TEXTO EXTRAÍDO:
-------
Las políticas antiinmigración resultan inoperantes frente a multinacionales del delito cuyo negocio se encuentra en la explotación de la marginalidad generada por siglos de colonialismo capitalista.
Países Bajos se encuentra sumido en una crisis de seguridad. La conocida como “Mocro Maffia” -una denominación empleada para referirse a las organizaciones dedicadas al narcotráfico de origen magrebí- ha sabido explotar la relevancia internacional de los puertos neerlandeses y convertirlos en la principal puerta de entrada de la cocaína a territorio europeo. Las consecuencias de ello son tan graves como mediáticas.
Políticos de alto perfil redoblando sus medidas de seguridad, la princesa heredera Amalia de Holanda amenazada, testigos, periodistas y abogados asesinados, y un índice de homicidios multiplicado por las guerras entre los diferentes clanes. La crisis de seguridad pública, término que hasta entonces había resultado disonante con la percepción generalizada de los Países Bajos, convertía a la inmigración en el asunto principal de la campaña electoral de las elecciones generales de 2023. Hecho que daba el espaldarazo definitivo al Partido por la Libertad (PVV) de Geert Wilders.
Wilders y sus socios de gobierno pretenden afrontar una problemática internacional en términos nacionales. El coste de esta perspectiva es enorme. Las políticas antiinmigración resultan inoperantes frente a multinacionales del delito cuyo negocio se encuentra en la explotación de la marginalidad generada por siglos de colonialismo capitalista. Precisamente esa es la raíz del reto que afrontan los legisladores neerlandeses.
Mientras la percepción de inseguridad se apodera de la opinión pública nacional y se exporta al resto de Europa, el legado colonial neerlandés retorna diariamente a la metrópolis en forma de toneladas de cocaína emanadas de la última de sus colonias: Surinam.
La colonia que no merecía la pena mantener
Surinam es un remanente de las ambiciones imperiales y monopolísticas de los Países Bajos en el Atlántico. Recién independizadas, las siete repúblicas que conforman el embrión de lo que hoy conocemos como Holanda, se lanzaron a la competencia por los flujos de comercio internacionales, teniendo por uno de sus principales objetivos la monopolización del comercio triangular entre África, América y Europa.
-------
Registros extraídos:
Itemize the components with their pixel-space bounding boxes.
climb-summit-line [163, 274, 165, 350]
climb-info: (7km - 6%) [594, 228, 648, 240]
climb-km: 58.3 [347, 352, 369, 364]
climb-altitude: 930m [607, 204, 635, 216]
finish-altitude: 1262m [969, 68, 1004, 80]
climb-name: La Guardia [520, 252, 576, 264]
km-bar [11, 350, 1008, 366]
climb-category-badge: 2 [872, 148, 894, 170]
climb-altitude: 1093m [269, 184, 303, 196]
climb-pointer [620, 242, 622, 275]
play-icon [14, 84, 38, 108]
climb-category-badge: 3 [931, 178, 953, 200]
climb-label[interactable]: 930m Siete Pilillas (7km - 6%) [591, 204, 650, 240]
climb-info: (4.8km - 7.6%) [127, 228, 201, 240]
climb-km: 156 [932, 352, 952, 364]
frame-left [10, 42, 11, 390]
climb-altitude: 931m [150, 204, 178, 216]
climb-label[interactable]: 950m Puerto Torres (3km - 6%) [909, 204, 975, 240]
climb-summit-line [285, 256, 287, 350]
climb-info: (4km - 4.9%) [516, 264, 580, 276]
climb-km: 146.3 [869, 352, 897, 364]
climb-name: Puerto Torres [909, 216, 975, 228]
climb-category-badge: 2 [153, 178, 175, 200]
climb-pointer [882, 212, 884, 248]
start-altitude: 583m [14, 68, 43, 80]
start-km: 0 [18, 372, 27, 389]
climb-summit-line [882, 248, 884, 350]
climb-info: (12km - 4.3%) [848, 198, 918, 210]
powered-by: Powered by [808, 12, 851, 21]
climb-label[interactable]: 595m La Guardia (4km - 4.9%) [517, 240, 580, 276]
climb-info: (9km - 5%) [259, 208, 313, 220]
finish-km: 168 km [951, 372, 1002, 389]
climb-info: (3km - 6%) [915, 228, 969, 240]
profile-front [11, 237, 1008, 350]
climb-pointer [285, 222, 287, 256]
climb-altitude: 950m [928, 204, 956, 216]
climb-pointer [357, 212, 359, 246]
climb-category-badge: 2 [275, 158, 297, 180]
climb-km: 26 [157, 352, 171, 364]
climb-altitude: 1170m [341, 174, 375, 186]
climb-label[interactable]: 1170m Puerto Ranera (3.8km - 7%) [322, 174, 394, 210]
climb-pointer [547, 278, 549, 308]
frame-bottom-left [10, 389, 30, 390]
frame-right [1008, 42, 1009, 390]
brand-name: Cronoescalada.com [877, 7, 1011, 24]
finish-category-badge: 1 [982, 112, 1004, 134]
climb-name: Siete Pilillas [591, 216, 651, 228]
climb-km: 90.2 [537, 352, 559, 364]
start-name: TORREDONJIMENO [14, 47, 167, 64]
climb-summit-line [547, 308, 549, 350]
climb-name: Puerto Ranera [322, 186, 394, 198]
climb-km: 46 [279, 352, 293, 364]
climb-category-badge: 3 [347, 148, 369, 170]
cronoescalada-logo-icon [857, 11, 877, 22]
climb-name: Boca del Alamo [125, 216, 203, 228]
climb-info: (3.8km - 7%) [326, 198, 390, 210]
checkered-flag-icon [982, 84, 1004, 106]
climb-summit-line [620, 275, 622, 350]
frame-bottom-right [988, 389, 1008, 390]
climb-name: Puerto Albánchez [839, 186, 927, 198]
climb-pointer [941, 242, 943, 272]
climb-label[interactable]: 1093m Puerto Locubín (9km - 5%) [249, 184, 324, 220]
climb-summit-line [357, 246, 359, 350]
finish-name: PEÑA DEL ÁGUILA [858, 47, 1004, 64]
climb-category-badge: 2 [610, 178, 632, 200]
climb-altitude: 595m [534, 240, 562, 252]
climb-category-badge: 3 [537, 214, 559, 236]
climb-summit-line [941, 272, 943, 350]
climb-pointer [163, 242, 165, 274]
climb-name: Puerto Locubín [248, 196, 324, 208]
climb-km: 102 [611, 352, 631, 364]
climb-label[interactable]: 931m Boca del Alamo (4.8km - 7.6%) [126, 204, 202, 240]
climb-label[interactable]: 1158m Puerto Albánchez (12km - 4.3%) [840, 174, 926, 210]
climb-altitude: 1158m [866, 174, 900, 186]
-------
TAREA ASIGNADA 1: Reescriba en forma de lista el párrafo del texto sobre la crisis de seguridad neerlandesa que empieza con «Políticos de alto perfil», conservando sus datos principales.
TAREA ASIGNADA 2: Según el texto sobre la crisis de seguridad neerlandesa, ¿qué denominación se emplea para referirse a las organizaciones dedicadas al narcotráfico de origen magrebí?
TAREA ASIGNADA 3: Prosiga la redacción del texto sobre la crisis de seguridad neerlandesa a partir de su última oración.

RESPUESTA ESPERADA 1:
- Políticos de alto perfil han redoblado sus medidas de seguridad y la princesa heredera Amalia de Holanda ha sido amenazada.
- Testigos, periodistas y abogados han sido asesinados, y las guerras entre clanes han multiplicado el índice de homicidios.
- La crisis de seguridad pública, hasta entonces disonante con la percepción generalizada de los Países Bajos, convirtió la inmigración en el asunto principal de la campaña de las elecciones generales de 2023.
- Esto dio el espaldarazo definitivo al Partido por la Libertad (PVV) de Geert Wilders.

RESPUESTA ESPERADA 2: Se las conoce como «Mocro Maffia».

RESPUESTA ESPERADA 3:
A través de la Compañía de las Indias Occidentales (GWC) se embarcaron en una disputa geopolítica por la hegemonía sobre el Atlántico Sur con Portugal. El éxito inicial fue rotundo. Durante el siglo XVII la sección meridional de este océano sería eminentemente neerlandesa. La fachada atlántica africana suministraba la mano de obra esclava, mientras que su homóloga americana se poblaba de monocultivos y los beneficios eran repatriados.
Pero la “edad de oro” no sobreviviría a esa centuria. Los esquemas extractivistas neerlandeses no pudieron competir contra las economías de escala británicas. La hegemonía les sería arrebatada por el Reino Unido, mientras que Portugal cobraba las cuentas pendientes en ambas orillas. Pronto la GWC se vería reducida a las posesiones en las Antillas y Surinam, hecho que desplazó el interés estratégico de Ámsterdam a la actual Indonesia.
Surinam nació como una colonia fallida. Su irrelevancia estratégica hacía que su gestión dependiera exclusivamente de los beneficios que aportarán la explotación de los recursos naturales, cosa que, sumada a que el 80% de su territorio es selvático, estará en la raíz de las dos grandes tendencias sociopolíticas del país: la limitación del control estatal a las áreas costeras y la adquisición de un carácter nodal en las rutas de contrabando.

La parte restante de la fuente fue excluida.